Written exercise
Filter the entries, keeping every line with the word "response".
-*-*-
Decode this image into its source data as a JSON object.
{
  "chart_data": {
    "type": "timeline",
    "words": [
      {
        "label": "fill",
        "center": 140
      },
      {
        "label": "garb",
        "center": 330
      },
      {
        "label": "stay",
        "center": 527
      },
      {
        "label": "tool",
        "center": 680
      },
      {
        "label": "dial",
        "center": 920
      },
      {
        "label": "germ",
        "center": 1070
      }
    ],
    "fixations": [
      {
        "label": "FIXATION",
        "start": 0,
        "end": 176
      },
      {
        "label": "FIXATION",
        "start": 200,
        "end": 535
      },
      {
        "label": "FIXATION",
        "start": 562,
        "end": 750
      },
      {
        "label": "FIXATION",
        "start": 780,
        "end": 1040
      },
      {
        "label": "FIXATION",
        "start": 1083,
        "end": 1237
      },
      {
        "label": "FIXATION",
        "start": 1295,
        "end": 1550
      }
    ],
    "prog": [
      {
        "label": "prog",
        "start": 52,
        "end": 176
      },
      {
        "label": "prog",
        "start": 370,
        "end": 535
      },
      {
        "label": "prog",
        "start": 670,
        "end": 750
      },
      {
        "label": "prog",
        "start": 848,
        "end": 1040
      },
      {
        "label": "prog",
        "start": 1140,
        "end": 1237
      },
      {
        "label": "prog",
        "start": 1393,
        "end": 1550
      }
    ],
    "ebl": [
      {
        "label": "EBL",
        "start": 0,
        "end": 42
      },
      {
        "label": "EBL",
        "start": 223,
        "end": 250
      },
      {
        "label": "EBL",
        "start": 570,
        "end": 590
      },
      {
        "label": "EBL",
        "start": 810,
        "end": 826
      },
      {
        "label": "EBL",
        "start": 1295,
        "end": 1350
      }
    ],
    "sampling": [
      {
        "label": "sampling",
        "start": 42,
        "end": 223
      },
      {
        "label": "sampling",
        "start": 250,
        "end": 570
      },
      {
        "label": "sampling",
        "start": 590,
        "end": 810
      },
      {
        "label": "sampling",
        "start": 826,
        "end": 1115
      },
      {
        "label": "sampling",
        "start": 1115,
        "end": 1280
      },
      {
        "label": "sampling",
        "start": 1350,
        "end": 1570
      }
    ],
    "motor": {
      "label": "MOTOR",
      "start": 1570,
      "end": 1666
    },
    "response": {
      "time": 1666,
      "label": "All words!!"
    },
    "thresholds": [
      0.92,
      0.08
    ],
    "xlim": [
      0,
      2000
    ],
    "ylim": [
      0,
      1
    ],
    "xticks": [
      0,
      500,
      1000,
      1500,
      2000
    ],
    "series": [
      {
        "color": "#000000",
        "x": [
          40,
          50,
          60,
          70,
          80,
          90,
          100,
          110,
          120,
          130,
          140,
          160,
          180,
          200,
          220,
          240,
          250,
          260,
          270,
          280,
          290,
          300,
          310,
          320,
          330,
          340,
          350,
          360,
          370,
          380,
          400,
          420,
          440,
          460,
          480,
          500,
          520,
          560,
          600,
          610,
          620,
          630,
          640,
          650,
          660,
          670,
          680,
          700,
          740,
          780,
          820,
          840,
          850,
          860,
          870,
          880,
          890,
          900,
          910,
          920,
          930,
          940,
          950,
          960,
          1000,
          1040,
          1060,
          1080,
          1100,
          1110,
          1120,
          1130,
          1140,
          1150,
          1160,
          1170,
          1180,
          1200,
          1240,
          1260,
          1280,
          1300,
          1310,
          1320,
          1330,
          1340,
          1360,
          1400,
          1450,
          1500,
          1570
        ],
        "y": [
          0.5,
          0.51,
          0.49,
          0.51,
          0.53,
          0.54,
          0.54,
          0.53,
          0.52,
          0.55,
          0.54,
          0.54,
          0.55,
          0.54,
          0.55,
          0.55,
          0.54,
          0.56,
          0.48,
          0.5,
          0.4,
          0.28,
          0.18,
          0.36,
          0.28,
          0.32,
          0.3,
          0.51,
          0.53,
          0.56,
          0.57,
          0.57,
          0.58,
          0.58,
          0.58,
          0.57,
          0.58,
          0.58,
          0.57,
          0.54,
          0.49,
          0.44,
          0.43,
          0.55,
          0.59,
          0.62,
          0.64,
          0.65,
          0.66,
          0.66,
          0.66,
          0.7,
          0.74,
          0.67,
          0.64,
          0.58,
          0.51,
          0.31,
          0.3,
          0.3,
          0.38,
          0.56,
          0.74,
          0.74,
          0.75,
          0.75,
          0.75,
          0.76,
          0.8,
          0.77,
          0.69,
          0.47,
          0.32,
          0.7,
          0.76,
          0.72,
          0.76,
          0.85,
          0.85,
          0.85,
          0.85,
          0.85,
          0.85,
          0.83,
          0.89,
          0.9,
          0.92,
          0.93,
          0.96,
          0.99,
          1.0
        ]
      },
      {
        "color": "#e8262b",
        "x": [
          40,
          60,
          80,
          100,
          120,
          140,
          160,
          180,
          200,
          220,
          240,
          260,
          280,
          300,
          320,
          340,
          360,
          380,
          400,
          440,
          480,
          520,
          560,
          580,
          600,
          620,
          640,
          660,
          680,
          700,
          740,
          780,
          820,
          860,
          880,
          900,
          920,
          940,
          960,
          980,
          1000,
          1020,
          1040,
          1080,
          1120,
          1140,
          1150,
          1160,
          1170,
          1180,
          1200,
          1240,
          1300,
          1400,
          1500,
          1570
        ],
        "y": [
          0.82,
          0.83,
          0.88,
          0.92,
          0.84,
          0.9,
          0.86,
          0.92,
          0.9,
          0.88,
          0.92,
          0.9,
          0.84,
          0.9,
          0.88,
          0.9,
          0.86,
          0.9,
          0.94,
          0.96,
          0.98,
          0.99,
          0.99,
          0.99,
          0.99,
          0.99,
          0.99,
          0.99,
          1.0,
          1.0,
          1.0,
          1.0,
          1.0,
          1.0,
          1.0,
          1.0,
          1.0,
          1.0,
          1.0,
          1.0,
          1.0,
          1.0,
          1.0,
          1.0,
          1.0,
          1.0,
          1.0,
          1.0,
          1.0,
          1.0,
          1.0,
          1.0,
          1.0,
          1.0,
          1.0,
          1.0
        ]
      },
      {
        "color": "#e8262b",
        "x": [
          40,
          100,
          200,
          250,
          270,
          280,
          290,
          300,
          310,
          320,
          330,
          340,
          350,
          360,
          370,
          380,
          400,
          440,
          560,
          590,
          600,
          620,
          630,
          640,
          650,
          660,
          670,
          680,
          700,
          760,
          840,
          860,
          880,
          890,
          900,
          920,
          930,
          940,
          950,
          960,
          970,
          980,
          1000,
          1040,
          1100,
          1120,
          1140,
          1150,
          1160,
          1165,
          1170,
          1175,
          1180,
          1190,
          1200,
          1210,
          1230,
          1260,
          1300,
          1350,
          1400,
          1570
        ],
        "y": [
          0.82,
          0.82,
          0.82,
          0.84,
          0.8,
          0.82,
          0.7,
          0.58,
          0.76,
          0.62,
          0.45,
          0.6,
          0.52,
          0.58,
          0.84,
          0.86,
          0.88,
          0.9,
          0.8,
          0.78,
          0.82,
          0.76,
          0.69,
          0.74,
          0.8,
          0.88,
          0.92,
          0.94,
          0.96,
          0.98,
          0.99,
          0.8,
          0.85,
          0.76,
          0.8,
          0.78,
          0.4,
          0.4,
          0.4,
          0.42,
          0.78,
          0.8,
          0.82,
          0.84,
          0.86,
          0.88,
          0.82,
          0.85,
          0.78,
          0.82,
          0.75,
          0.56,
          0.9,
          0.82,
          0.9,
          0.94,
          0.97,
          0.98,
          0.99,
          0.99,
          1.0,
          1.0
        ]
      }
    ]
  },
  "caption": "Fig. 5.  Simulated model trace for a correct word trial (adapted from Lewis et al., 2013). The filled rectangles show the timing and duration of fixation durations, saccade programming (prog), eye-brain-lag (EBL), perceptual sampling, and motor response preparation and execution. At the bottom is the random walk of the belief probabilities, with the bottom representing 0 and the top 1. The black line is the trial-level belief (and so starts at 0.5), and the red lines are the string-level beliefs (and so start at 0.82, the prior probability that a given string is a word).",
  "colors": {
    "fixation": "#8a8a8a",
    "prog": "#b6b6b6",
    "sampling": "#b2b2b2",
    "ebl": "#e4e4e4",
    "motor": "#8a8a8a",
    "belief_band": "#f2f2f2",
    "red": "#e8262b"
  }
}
-*-*-
Answer
    "response": {
  "caption": "Fig. 5.  Simulated model trace for a correct word trial (adapted from Lewis et al., 2013). The filled rectangles show the timing and duration of fixation durations, saccade programming (prog), eye-brain-lag (EBL), perceptual sampling, and motor response preparation and execution. At the bottom is the random walk of the belief probabilities, with the bottom representing 0 and the top 1. The black line is the trial-level belief (and so starts at 0.5), and the red lines are the string-level beliefs (and so start at 0.82, the prior probability that a given string is a word).",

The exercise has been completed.